> _EXERCISE_:
Reproduce all of the data exactly, with no line skipped.

──────── PROVIDED RECORDS ────────

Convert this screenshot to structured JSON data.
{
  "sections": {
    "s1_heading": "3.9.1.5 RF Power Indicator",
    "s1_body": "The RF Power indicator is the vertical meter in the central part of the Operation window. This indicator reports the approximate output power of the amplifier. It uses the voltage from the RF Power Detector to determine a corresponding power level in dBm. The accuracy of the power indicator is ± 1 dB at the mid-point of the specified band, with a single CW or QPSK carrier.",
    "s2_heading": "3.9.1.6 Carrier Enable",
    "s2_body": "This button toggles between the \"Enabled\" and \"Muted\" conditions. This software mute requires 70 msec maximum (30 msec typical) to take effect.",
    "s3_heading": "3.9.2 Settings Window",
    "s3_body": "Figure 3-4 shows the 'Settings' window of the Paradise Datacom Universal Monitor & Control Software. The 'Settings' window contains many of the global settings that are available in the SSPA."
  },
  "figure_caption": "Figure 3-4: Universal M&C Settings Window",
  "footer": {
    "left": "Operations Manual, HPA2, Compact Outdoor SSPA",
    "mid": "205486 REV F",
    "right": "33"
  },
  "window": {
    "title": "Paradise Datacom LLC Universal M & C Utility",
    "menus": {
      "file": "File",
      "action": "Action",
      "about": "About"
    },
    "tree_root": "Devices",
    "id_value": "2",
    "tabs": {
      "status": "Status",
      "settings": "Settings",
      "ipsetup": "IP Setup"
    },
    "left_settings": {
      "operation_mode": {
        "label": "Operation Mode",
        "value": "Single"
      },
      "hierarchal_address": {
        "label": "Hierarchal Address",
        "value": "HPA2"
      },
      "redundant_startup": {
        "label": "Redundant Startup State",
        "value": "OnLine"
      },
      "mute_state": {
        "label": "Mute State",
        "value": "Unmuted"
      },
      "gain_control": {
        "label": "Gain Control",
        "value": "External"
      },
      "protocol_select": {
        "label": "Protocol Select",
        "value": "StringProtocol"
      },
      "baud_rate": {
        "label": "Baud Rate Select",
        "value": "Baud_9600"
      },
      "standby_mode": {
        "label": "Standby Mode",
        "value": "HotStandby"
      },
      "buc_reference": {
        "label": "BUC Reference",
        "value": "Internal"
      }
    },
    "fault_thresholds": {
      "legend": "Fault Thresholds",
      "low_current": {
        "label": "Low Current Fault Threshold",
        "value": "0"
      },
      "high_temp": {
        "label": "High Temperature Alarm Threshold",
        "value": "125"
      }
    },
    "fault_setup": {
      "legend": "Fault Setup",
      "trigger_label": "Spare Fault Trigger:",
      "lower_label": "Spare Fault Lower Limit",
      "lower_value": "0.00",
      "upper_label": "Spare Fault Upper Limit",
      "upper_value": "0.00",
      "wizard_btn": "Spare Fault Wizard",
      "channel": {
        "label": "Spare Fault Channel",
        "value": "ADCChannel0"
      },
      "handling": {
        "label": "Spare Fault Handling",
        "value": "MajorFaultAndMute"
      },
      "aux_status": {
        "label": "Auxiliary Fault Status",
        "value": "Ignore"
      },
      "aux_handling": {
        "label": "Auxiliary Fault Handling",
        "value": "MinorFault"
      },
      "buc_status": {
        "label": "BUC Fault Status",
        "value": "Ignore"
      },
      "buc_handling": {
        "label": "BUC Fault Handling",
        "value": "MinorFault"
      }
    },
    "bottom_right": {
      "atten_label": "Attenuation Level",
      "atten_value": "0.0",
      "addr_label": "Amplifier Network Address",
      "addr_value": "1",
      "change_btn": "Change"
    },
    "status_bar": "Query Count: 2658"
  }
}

────────

> _FULL OUTPUT_:
Convert this screenshot to structured JSON data.
{
  "sections": {
    "s1_heading": "3.9.1.5 RF Power Indicator",
    "s1_body": "The RF Power indicator is the vertical meter in the central part of the Operation window. This indicator reports the approximate output power of the amplifier. It uses the voltage from the RF Power Detector to determine a corresponding power level in dBm. The accuracy of the power indicator is ± 1 dB at the mid-point of the specified band, with a single CW or QPSK carrier.",
    "s2_heading": "3.9.1.6 Carrier Enable",
    "s2_body": "This button toggles between the \"Enabled\" and \"Muted\" conditions. This software mute requires 70 msec maximum (30 msec typical) to take effect.",
    "s3_heading": "3.9.2 Settings Window",
    "s3_body": "Figure 3-4 shows the 'Settings' window of the Paradise Datacom Universal Monitor & Control Software. The 'Settings' window contains many of the global settings that are available in the SSPA."
  },
  "figure_caption": "Figure 3-4: Universal M&C Settings Window",
  "footer": {
    "left": "Operations Manual, HPA2, Compact Outdoor SSPA",
    "mid": "205486 REV F",
    "right": "33"
  },
  "window": {
    "title": "Paradise Datacom LLC Universal M & C Utility",
    "menus": {
      "file": "File",
      "action": "Action",
      "about": "About"
    },
    "tree_root": "Devices",
    "id_value": "2",
    "tabs": {
      "status": "Status",
      "settings": "Settings",
      "ipsetup": "IP Setup"
    },
    "left_settings": {
      "operation_mode": {
        "label": "Operation Mode",
        "value": "Single"
      },
      "hierarchal_address": {
        "label": "Hierarchal Address",
        "value": "HPA2"
      },
      "redundant_startup": {
        "label": "Redundant Startup State",
        "value": "OnLine"
      },
      "mute_state": {
        "label": "Mute State",
        "value": "Unmuted"
      },
      "gain_control": {
        "label": "Gain Control",
        "value": "External"
      },
      "protocol_select": {
        "label": "Protocol Select",
        "value": "StringProtocol"
      },
      "baud_rate": {
        "label": "Baud Rate Select",
        "value": "Baud_9600"
      },
      "standby_mode": {
        "label": "Standby Mode",
        "value": "HotStandby"
      },
      "buc_reference": {
        "label": "BUC Reference",
        "value": "Internal"
      }
    },
    "fault_thresholds": {
      "legend": "Fault Thresholds",
      "low_current": {
        "label": "Low Current Fault Threshold",
        "value": "0"
      },
      "high_temp": {
        "label": "High Temperature Alarm Threshold",
        "value": "125"
      }
    },
    "fault_setup": {
      "legend": "Fault Setup",
      "trigger_label": "Spare Fault Trigger:",
      "lower_label": "Spare Fault Lower Limit",
      "lower_value": "0.00",
      "upper_label": "Spare Fault Upper Limit",
      "upper_value": "0.00",
      "wizard_btn": "Spare Fault Wizard",
      "channel": {
        "label": "Spare Fault Channel",
        "value": "ADCChannel0"
      },
      "handling": {
        "label": "Spare Fault Handling",
        "value": "MajorFaultAndMute"
      },
      "aux_status": {
        "label": "Auxiliary Fault Status",
        "value": "Ignore"
      },
      "aux_handling": {
        "label": "Auxiliary Fault Handling",
        "value": "MinorFault"
      },
      "buc_status": {
        "label": "BUC Fault Status",
        "value": "Ignore"
      },
      "buc_handling": {
        "label": "BUC Fault Handling",
        "value": "MinorFault"
      }
    },
    "bottom_right": {
      "atten_label": "Attenuation Level",
      "atten_value": "0.0",
      "addr_label": "Amplifier Network Address",
      "addr_value": "1",
      "change_btn": "Change"
    },
    "status_bar": "Query Count: 2658"
  }
}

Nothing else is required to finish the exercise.